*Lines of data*

· · · · · · ·

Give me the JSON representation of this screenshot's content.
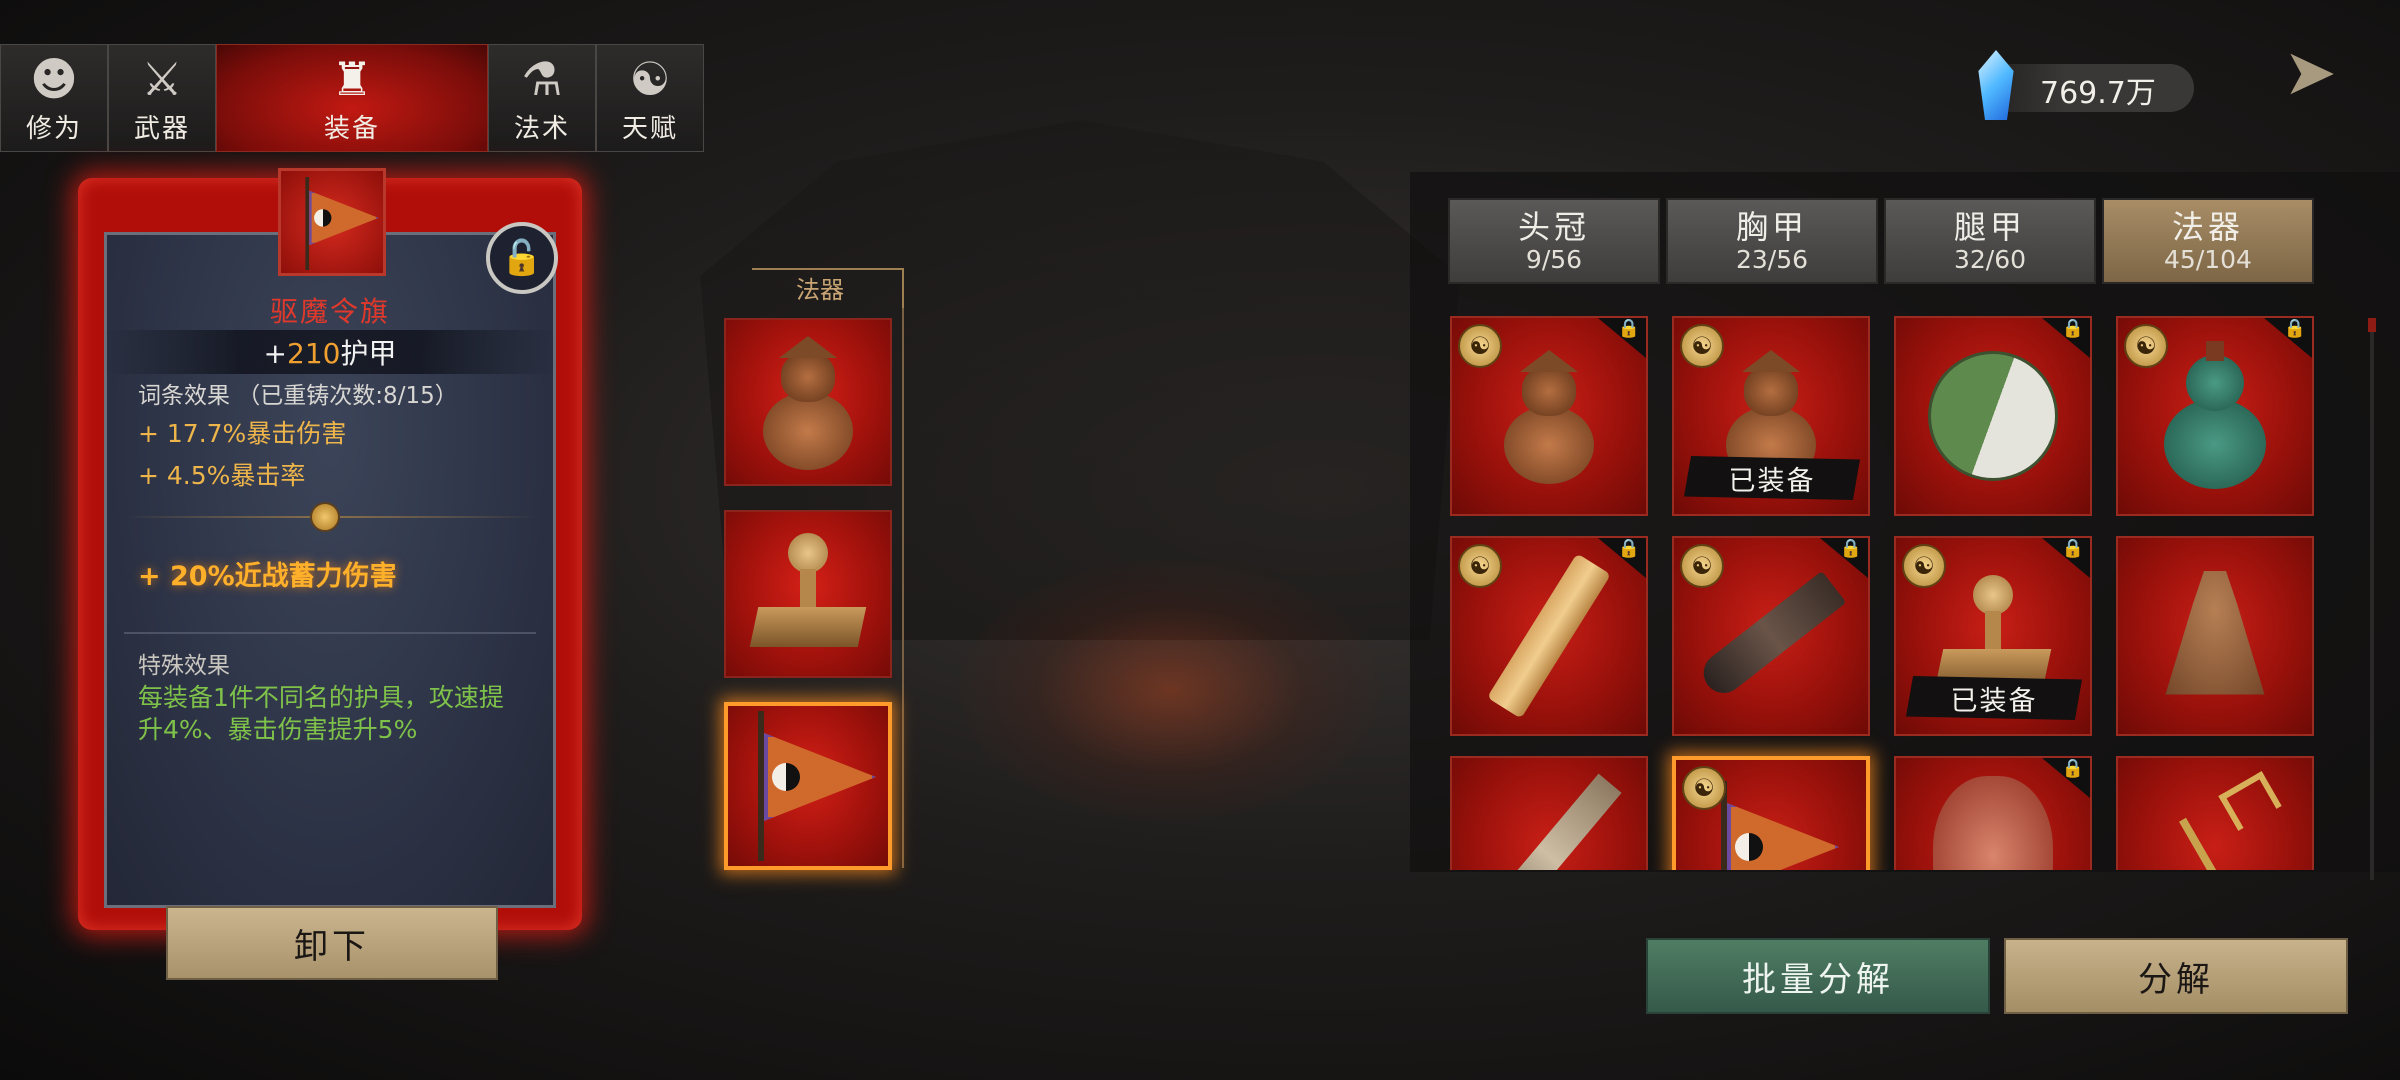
{
  "tabs": [
    {
      "label": "修为",
      "icon": "monk-head-icon",
      "glyph": "☻"
    },
    {
      "label": "武器",
      "icon": "staff-icon",
      "glyph": "⚔"
    },
    {
      "label": "装备",
      "icon": "robe-icon",
      "glyph": "♜"
    },
    {
      "label": "法术",
      "icon": "scroll-icon",
      "glyph": "⚗"
    },
    {
      "label": "天赋",
      "icon": "bagua-icon",
      "glyph": "☯"
    }
  ],
  "active_tab": "装备",
  "currency": {
    "value": "769.7万",
    "icon": "spirit-crystal-icon"
  },
  "detail": {
    "item_name": "驱魔令旗",
    "armor_prefix": "+",
    "armor_value": "210",
    "armor_label": "护甲",
    "attributes_header": "词条效果 （已重铸次数:8/15）",
    "attributes": [
      "+ 17.7%暴击伤害",
      "+ 4.5%暴击率"
    ],
    "bonus": "+ 20%近战蓄力伤害",
    "special_header": "特殊效果",
    "special_text": "每装备1件不同名的护具，攻速提升4%、暴击伤害提升5%",
    "unequip_label": "卸下",
    "lock_icon": "padlock-open-icon"
  },
  "slot_column": {
    "label": "法器",
    "slots": [
      {
        "item": "gourd-pot",
        "selected": false
      },
      {
        "item": "seal-stamp",
        "selected": false
      },
      {
        "item": "command-flag",
        "selected": true
      }
    ]
  },
  "categories": [
    {
      "name": "头冠",
      "count": "9/56",
      "active": false
    },
    {
      "name": "胸甲",
      "count": "23/56",
      "active": false
    },
    {
      "name": "腿甲",
      "count": "32/60",
      "active": false
    },
    {
      "name": "法器",
      "count": "45/104",
      "active": true
    }
  ],
  "inventory": [
    {
      "item": "gourd-pot",
      "coin": true,
      "locked": true,
      "equipped": ""
    },
    {
      "item": "gourd-pot",
      "coin": true,
      "locked": false,
      "equipped": "已装备"
    },
    {
      "item": "yinyang-jade",
      "coin": false,
      "locked": true,
      "equipped": ""
    },
    {
      "item": "green-gourd",
      "coin": true,
      "locked": true,
      "equipped": ""
    },
    {
      "item": "wooden-ruler",
      "coin": true,
      "locked": true,
      "equipped": ""
    },
    {
      "item": "horn",
      "coin": true,
      "locked": true,
      "equipped": ""
    },
    {
      "item": "seal-stamp",
      "coin": true,
      "locked": true,
      "equipped": "已装备"
    },
    {
      "item": "bell",
      "coin": false,
      "locked": false,
      "equipped": ""
    },
    {
      "item": "coin-sword",
      "coin": false,
      "locked": false,
      "equipped": ""
    },
    {
      "item": "command-flag",
      "coin": true,
      "locked": false,
      "equipped": "",
      "selected": true
    },
    {
      "item": "red-vase",
      "coin": false,
      "locked": true,
      "equipped": ""
    },
    {
      "item": "trident",
      "coin": false,
      "locked": false,
      "equipped": ""
    }
  ],
  "buttons": {
    "bulk_decompose": "批量分解",
    "decompose": "分解"
  },
  "colors": {
    "accent_red": "#c21912",
    "gold": "#c9a574",
    "bonus_orange": "#ffb02a",
    "special_green": "#7fc24a"
  }
}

· · · · · · ·

Every line of text is to be repeated exactly; pictures are left out.

Give me the JSON representation of this screenshot's content.
{
  "tabs": [
    {
      "label": "修为",
      "icon": "monk-head-icon",
      "glyph": "☻"
    },
    {
      "label": "武器",
      "icon": "staff-icon",
      "glyph": "⚔"
    },
    {
      "label": "装备",
      "icon": "robe-icon",
      "glyph": "♜"
    },
    {
      "label": "法术",
      "icon": "scroll-icon",
      "glyph": "⚗"
    },
    {
      "label": "天赋",
      "icon": "bagua-icon",
      "glyph": "☯"
    }
  ],
  "active_tab": "装备",
  "currency": {
    "value": "769.7万",
    "icon": "spirit-crystal-icon"
  },
  "detail": {
    "item_name": "驱魔令旗",
    "armor_prefix": "+",
    "armor_value": "210",
    "armor_label": "护甲",
    "attributes_header": "词条效果 （已重铸次数:8/15）",
    "attributes": [
      "+ 17.7%暴击伤害",
      "+ 4.5%暴击率"
    ],
    "bonus": "+ 20%近战蓄力伤害",
    "special_header": "特殊效果",
    "special_text": "每装备1件不同名的护具，攻速提升4%、暴击伤害提升5%",
    "unequip_label": "卸下",
    "lock_icon": "padlock-open-icon"
  },
  "slot_column": {
    "label": "法器",
    "slots": [
      {
        "item": "gourd-pot",
        "selected": false
      },
      {
        "item": "seal-stamp",
        "selected": false
      },
      {
        "item": "command-flag",
        "selected": true
      }
    ]
  },
  "categories": [
    {
      "name": "头冠",
      "count": "9/56",
      "active": false
    },
    {
      "name": "胸甲",
      "count": "23/56",
      "active": false
    },
    {
      "name": "腿甲",
      "count": "32/60",
      "active": false
    },
    {
      "name": "法器",
      "count": "45/104",
      "active": true
    }
  ],
  "inventory": [
    {
      "item": "gourd-pot",
      "coin": true,
      "locked": true,
      "equipped": ""
    },
    {
      "item": "gourd-pot",
      "coin": true,
      "locked": false,
      "equipped": "已装备"
    },
    {
      "item": "yinyang-jade",
      "coin": false,
      "locked": true,
      "equipped": ""
    },
    {
      "item": "green-gourd",
      "coin": true,
      "locked": true,
      "equipped": ""
    },
    {
      "item": "wooden-ruler",
      "coin": true,
      "locked": true,
      "equipped": ""
    },
    {
      "item": "horn",
      "coin": true,
      "locked": true,
      "equipped": ""
    },
    {
      "item": "seal-stamp",
      "coin": true,
      "locked": true,
      "equipped": "已装备"
    },
    {
      "item": "bell",
      "coin": false,
      "locked": false,
      "equipped": ""
    },
    {
      "item": "coin-sword",
      "coin": false,
      "locked": false,
      "equipped": ""
    },
    {
      "item": "command-flag",
      "coin": true,
      "locked": false,
      "equipped": "",
      "selected": true
    },
    {
      "item": "red-vase",
      "coin": false,
      "locked": true,
      "equipped": ""
    },
    {
      "item": "trident",
      "coin": false,
      "locked": false,
      "equipped": ""
    }
  ],
  "buttons": {
    "bulk_decompose": "批量分解",
    "decompose": "分解"
  },
  "colors": {
    "accent_red": "#c21912",
    "gold": "#c9a574",
    "bonus_orange": "#ffb02a",
    "special_green": "#7fc24a"
  }
}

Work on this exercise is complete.